[Saved data entries]

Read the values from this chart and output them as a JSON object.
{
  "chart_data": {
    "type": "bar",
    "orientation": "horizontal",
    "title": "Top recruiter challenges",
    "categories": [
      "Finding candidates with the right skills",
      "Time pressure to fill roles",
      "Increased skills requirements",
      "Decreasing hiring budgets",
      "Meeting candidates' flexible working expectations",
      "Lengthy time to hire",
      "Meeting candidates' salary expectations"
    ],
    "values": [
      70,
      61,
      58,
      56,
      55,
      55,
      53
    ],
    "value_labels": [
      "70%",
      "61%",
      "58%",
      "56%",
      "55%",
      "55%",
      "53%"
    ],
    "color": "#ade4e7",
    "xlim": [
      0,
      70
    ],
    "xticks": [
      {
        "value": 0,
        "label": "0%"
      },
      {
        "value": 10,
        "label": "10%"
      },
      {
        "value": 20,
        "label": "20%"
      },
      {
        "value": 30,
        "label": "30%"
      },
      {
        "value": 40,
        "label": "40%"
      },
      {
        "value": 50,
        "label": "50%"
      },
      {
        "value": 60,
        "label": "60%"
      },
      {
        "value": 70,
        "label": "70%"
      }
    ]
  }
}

■ **THE TASK**: Copy all the entries verbatim.

■ **SOLUTION FOR THIS PROBLEM**:
Read the values from this chart and output them as a JSON object.
{
  "chart_data": {
    "type": "bar",
    "orientation": "horizontal",
    "title": "Top recruiter challenges",
    "categories": [
      "Finding candidates with the right skills",
      "Time pressure to fill roles",
      "Increased skills requirements",
      "Decreasing hiring budgets",
      "Meeting candidates' flexible working expectations",
      "Lengthy time to hire",
      "Meeting candidates' salary expectations"
    ],
    "values": [
      70,
      61,
      58,
      56,
      55,
      55,
      53
    ],
    "value_labels": [
      "70%",
      "61%",
      "58%",
      "56%",
      "55%",
      "55%",
      "53%"
    ],
    "color": "#ade4e7",
    "xlim": [
      0,
      70
    ],
    "xticks": [
      {
        "value": 0,
        "label": "0%"
      },
      {
        "value": 10,
        "label": "10%"
      },
      {
        "value": 20,
        "label": "20%"
      },
      {
        "value": 30,
        "label": "30%"
      },
      {
        "value": 40,
        "label": "40%"
      },
      {
        "value": 50,
        "label": "50%"
      },
      {
        "value": 60,
        "label": "60%"
      },
      {
        "value": 70,
        "label": "70%"
      }
    ]
  }
}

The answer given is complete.